= PAGE EXTRACT =
┄┄┄┄┄┄
Malaysian opposition leader Anwar Ibrahim will meet the king next week to prove he has support from MPs to take power, he said Thursday, the latest move in the country’s political crisis.
The Southeast Asian nation has been in turmoil since a reformist government headed by Mahathir Mohamad — which included Anwar — collapsed in February amid bitter infighting.
Muhyiddin Yassin became premier without an election, but his coalition’s support is shaky and critics accuse it of lacking legitimacy.
Anwar announced last month he had sufficient backing from lawmakers to become premier but the king, who appoints the prime minister, delayed meeting him due to ill health.
The 73-year-old — a long-time opposition leader who previously spent years in jail on sodomy charges — said the king, Sultan Abdullah Sultan Ahmad Shah, had now agreed to an audience on Tuesday.
In a statement, he said he would “present documentation (showing) the strong and convincing majority of MPs” support him.
┄┄┄┄┄┄
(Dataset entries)
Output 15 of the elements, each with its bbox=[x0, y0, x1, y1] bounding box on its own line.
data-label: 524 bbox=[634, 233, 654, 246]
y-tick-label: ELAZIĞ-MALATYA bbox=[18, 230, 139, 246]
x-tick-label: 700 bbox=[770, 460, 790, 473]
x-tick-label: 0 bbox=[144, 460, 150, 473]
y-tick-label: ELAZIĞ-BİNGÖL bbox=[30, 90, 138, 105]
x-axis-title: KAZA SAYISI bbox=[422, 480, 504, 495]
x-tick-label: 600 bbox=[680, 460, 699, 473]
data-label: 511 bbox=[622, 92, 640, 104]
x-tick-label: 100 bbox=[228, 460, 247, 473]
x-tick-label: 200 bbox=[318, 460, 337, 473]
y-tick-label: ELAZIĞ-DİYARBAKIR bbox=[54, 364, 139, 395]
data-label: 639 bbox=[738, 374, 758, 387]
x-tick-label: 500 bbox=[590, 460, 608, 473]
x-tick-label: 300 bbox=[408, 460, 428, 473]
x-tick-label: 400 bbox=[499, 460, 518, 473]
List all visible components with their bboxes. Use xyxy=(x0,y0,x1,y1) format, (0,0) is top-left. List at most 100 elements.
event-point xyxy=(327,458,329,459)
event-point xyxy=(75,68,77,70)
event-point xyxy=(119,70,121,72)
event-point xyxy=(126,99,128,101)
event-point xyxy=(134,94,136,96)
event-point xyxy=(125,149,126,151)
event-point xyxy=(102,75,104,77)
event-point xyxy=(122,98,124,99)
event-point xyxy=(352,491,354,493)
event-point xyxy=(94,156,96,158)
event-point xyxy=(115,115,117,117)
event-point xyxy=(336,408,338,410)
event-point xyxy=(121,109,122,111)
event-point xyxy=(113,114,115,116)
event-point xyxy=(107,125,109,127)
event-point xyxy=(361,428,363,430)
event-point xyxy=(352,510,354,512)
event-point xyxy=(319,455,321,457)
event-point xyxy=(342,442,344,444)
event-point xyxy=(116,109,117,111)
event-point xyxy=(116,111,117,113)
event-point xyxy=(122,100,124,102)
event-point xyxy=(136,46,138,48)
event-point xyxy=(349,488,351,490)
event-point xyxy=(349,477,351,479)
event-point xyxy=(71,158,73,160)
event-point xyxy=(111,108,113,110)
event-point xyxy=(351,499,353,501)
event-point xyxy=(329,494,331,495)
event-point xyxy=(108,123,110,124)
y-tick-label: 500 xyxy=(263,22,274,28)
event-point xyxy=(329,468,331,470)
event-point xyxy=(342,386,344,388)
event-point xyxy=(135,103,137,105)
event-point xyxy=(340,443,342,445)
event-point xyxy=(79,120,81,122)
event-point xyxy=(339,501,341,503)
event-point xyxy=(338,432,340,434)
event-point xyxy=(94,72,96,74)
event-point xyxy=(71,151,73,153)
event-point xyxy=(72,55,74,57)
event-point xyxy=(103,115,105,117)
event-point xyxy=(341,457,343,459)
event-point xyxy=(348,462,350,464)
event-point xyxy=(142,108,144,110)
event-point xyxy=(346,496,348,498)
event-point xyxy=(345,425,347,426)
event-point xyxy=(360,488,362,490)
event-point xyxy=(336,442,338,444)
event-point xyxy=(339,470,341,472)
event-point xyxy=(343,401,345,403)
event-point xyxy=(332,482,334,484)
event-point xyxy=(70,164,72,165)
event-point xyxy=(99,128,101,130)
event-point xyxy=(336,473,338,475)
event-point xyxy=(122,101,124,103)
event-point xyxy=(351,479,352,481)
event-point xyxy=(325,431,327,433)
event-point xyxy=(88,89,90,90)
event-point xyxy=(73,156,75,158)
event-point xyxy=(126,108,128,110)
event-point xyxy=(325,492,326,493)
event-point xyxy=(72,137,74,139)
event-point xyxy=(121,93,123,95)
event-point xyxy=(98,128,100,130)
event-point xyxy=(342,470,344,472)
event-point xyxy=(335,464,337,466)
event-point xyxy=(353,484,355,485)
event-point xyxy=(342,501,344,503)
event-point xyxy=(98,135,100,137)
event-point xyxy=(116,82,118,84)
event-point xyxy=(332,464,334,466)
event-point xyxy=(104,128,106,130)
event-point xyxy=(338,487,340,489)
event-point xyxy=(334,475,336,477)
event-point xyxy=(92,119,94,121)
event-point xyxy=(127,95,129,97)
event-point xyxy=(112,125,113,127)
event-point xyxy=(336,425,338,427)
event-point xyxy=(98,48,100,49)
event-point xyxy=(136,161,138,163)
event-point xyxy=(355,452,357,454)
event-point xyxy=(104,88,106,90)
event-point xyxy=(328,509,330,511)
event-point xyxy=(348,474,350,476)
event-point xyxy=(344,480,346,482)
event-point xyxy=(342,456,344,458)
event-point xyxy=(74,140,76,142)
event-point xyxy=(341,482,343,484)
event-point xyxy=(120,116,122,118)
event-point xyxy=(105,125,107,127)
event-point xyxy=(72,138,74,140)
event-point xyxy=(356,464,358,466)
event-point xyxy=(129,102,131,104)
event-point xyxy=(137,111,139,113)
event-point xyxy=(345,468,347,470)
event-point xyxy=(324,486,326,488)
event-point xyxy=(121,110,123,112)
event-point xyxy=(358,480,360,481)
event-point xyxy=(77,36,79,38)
┄┄┄┄┄┄
= ACTIVITY LIST =
[1] According to the news item about Anwar Ibrahim, on what day did the king agree to meet him?
[2] Carry on the news item about Anwar Ibrahim from its final sentence.

= EXPECTED RESPONSES =
[1] Tuesday.

[2]
A candidate to be prime minister must prove to the monarch he commands the support of a majority of Malaysia’s 222 MPs.
It was not clear whether Anwar had the requisite support, as some lawmakers rumoured to be backing him had denied it.
Last month, Muhyiddin’s hold on power was strengthened when his allies won key elections in eastern Sabah state.
James Chin, a Malaysia expert at the University of Tasmania, said major changes were unlikely straight after the meeting as it was merely “the first move on a chessboard”.
The king would probably want to meet Muhyiddin to discuss the opposition chief’s claims, he said. But the prime minister went into self-quarantine earlier this week after a minister contracted Covid-19.